SET PROBLEM A
Echo the Spatini sauce text below word for word, from "Its formulation includes" up to and including "gum, and carrot.".

TEXT SHOWN
Spatini sauce
- Commercial-sized 15 oz. Spatini package
- Type: Seasoning mix
- Place of origin: United States
- Region or state: Philadelphia, Pennsylvania
- Created by: Russell G. Lakoff and Harry Seidman
- Invented: 1952
- Main ingredients: Salt, sugar, onion, potato starch, spices (including red pepper, turmeric, black pepper), corn maltodextrin, garlic, beet (color), dextrose, yeast extract, guar gum, and carrot

= Spatini sauce mix =

Seasoning mix produced by Lawry's

Spatini sauce mix is a dry, packaged seasoning mix produced by Lawry's. Originally developed in the United States in 1952 to be added to other ingredients (such as crushed tomatoes or tomato puree, and ground meat) to make an Italian-style "spaghetti sauce", it is also used variously to make a dip, in meatloaf, to season meatballs, and more.

Its formulation includes (in descending order by weight) salt, sugar, onion, potato starch, spices (including red pepper, turmeric, black pepper), corn maltodextrin, garlic, beet (for color), dextrose, yeast, guar gum, and carrot.

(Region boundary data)
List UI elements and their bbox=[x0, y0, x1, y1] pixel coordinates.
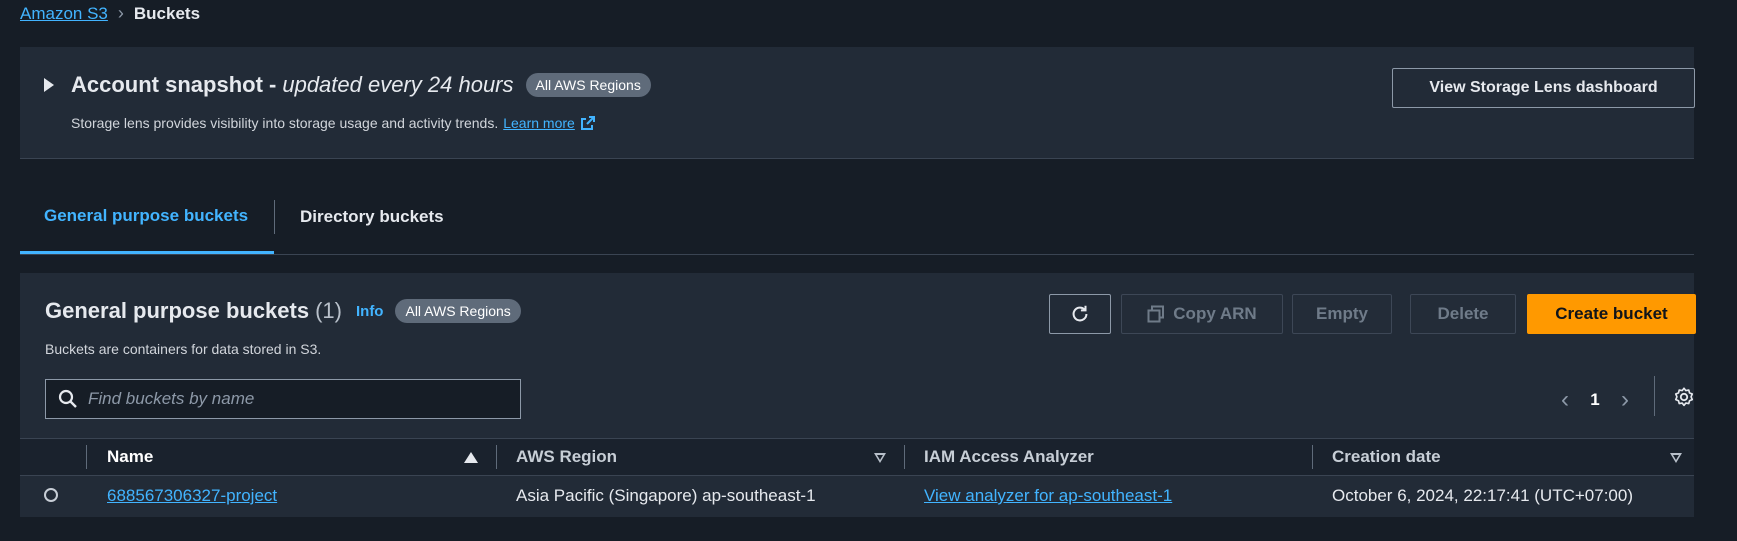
regions-badge: All AWS Regions bbox=[525, 73, 651, 97]
delete-button[interactable]: Delete bbox=[1410, 294, 1516, 334]
sort-icon[interactable] bbox=[874, 453, 886, 463]
table-header: Name AWS Region IAM Access Analyzer Crea… bbox=[20, 438, 1694, 476]
gear-icon[interactable] bbox=[1673, 386, 1695, 408]
regions-badge: All AWS Regions bbox=[395, 299, 521, 323]
column-header-iam-access-analyzer[interactable]: IAM Access Analyzer bbox=[924, 439, 1094, 475]
bucket-count: (1) bbox=[315, 298, 342, 323]
column-header-name[interactable]: Name bbox=[107, 439, 153, 475]
create-bucket-button[interactable]: Create bucket bbox=[1527, 294, 1696, 334]
chevron-right-icon: › bbox=[117, 3, 124, 23]
refresh-button[interactable] bbox=[1049, 294, 1111, 334]
copy-arn-button[interactable]: Copy ARN bbox=[1121, 294, 1283, 334]
column-header-region[interactable]: AWS Region bbox=[516, 439, 617, 475]
search-box bbox=[45, 379, 521, 419]
column-separator bbox=[496, 445, 497, 469]
snapshot-description-text: Storage lens provides visibility into st… bbox=[71, 115, 499, 131]
column-header-creation-date[interactable]: Creation date bbox=[1332, 439, 1441, 475]
bucket-name-link[interactable]: 688567306327-project bbox=[107, 486, 277, 506]
bucket-tabs: General purpose buckets Directory bucket… bbox=[20, 180, 1694, 255]
search-icon bbox=[58, 389, 77, 408]
tab-general-purpose-buckets[interactable]: General purpose buckets bbox=[20, 180, 274, 254]
snapshot-title-suffix: updated every 24 hours bbox=[282, 72, 514, 97]
buckets-panel: General purpose buckets (1) Info All AWS… bbox=[20, 273, 1696, 517]
empty-button[interactable]: Empty bbox=[1292, 294, 1392, 334]
breadcrumb-link-amazon-s3[interactable]: Amazon S3 bbox=[20, 4, 108, 24]
snapshot-title: Account snapshot - updated every 24 hour… bbox=[71, 72, 651, 98]
bucket-region: Asia Pacific (Singapore) ap-southeast-1 bbox=[516, 486, 816, 505]
column-separator bbox=[1312, 445, 1313, 469]
breadcrumb-current: Buckets bbox=[133, 3, 201, 23]
view-storage-lens-button[interactable]: View Storage Lens dashboard bbox=[1392, 68, 1695, 108]
expand-caret-icon[interactable] bbox=[44, 78, 54, 92]
pagination-divider bbox=[1654, 376, 1655, 416]
column-separator bbox=[86, 445, 87, 469]
table-row: 688567306327-project Asia Pacific (Singa… bbox=[20, 476, 1694, 516]
copy-icon bbox=[1147, 305, 1165, 323]
row-select-radio[interactable] bbox=[44, 488, 58, 502]
tab-directory-buckets[interactable]: Directory buckets bbox=[276, 180, 468, 254]
learn-more-link[interactable]: Learn more bbox=[503, 115, 575, 131]
refresh-icon bbox=[1072, 305, 1088, 322]
previous-page-icon[interactable]: ‹ bbox=[1550, 385, 1580, 415]
next-page-icon[interactable]: › bbox=[1610, 385, 1640, 415]
info-link[interactable]: Info bbox=[356, 303, 384, 320]
search-input[interactable] bbox=[86, 388, 510, 410]
view-analyzer-link[interactable]: View analyzer for ap-southeast-1 bbox=[924, 486, 1172, 506]
snapshot-title-text: Account snapshot - bbox=[71, 72, 277, 97]
account-snapshot-panel: Account snapshot - updated every 24 hour… bbox=[20, 47, 1695, 159]
pagination: ‹ 1 › bbox=[1550, 385, 1640, 415]
tab-divider bbox=[274, 200, 275, 234]
current-page-number[interactable]: 1 bbox=[1580, 390, 1610, 410]
column-separator bbox=[904, 445, 905, 469]
breadcrumb: Amazon S3 › Buckets bbox=[20, 3, 200, 24]
external-link-icon[interactable] bbox=[580, 115, 596, 131]
sort-ascending-icon[interactable] bbox=[464, 452, 478, 463]
panel-description: Buckets are containers for data stored i… bbox=[45, 341, 322, 357]
panel-title: General purpose buckets bbox=[45, 298, 310, 323]
sort-icon[interactable] bbox=[1670, 453, 1682, 463]
bucket-creation-date: October 6, 2024, 22:17:41 (UTC+07:00) bbox=[1332, 486, 1633, 505]
snapshot-description: Storage lens provides visibility into st… bbox=[71, 115, 596, 131]
copy-arn-label: Copy ARN bbox=[1173, 304, 1257, 323]
panel-heading: General purpose buckets (1) Info All AWS… bbox=[45, 298, 521, 324]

SET PROBLEM B
Please duplicate, character for character, the lines of the listing above from the line with "regions-badge: All AWS Regions bbox=[525, 73, 651, 97]" up to and including the line with "column-header-creation-date[interactable]: Creation date".

EXPECTED ANSWER A
Its formulation includes (in descending order by weight) salt, sugar, onion, potato starch, spices (including red pepper, turmeric, black pepper), corn maltodextrin, garlic, beet (for color), dextrose, yeast, guar gum, and carrot.

EXPECTED ANSWER B
regions-badge: All AWS Regions bbox=[525, 73, 651, 97]
delete-button[interactable]: Delete bbox=[1410, 294, 1516, 334]
sort-icon[interactable] bbox=[874, 453, 886, 463]
table-header: Name AWS Region IAM Access Analyzer Crea… bbox=[20, 438, 1694, 476]
gear-icon[interactable] bbox=[1673, 386, 1695, 408]
regions-badge: All AWS Regions bbox=[395, 299, 521, 323]
column-header-iam-access-analyzer[interactable]: IAM Access Analyzer bbox=[924, 439, 1094, 475]
bucket-count: (1) bbox=[315, 298, 342, 323]
column-header-name[interactable]: Name bbox=[107, 439, 153, 475]
create-bucket-button[interactable]: Create bucket bbox=[1527, 294, 1696, 334]
chevron-right-icon: › bbox=[117, 3, 124, 23]
refresh-button[interactable] bbox=[1049, 294, 1111, 334]
copy-arn-button[interactable]: Copy ARN bbox=[1121, 294, 1283, 334]
column-header-region[interactable]: AWS Region bbox=[516, 439, 617, 475]
search-box bbox=[45, 379, 521, 419]
column-separator bbox=[496, 445, 497, 469]
snapshot-description-text: Storage lens provides visibility into st… bbox=[71, 115, 499, 131]
column-header-creation-date[interactable]: Creation date bbox=[1332, 439, 1441, 475]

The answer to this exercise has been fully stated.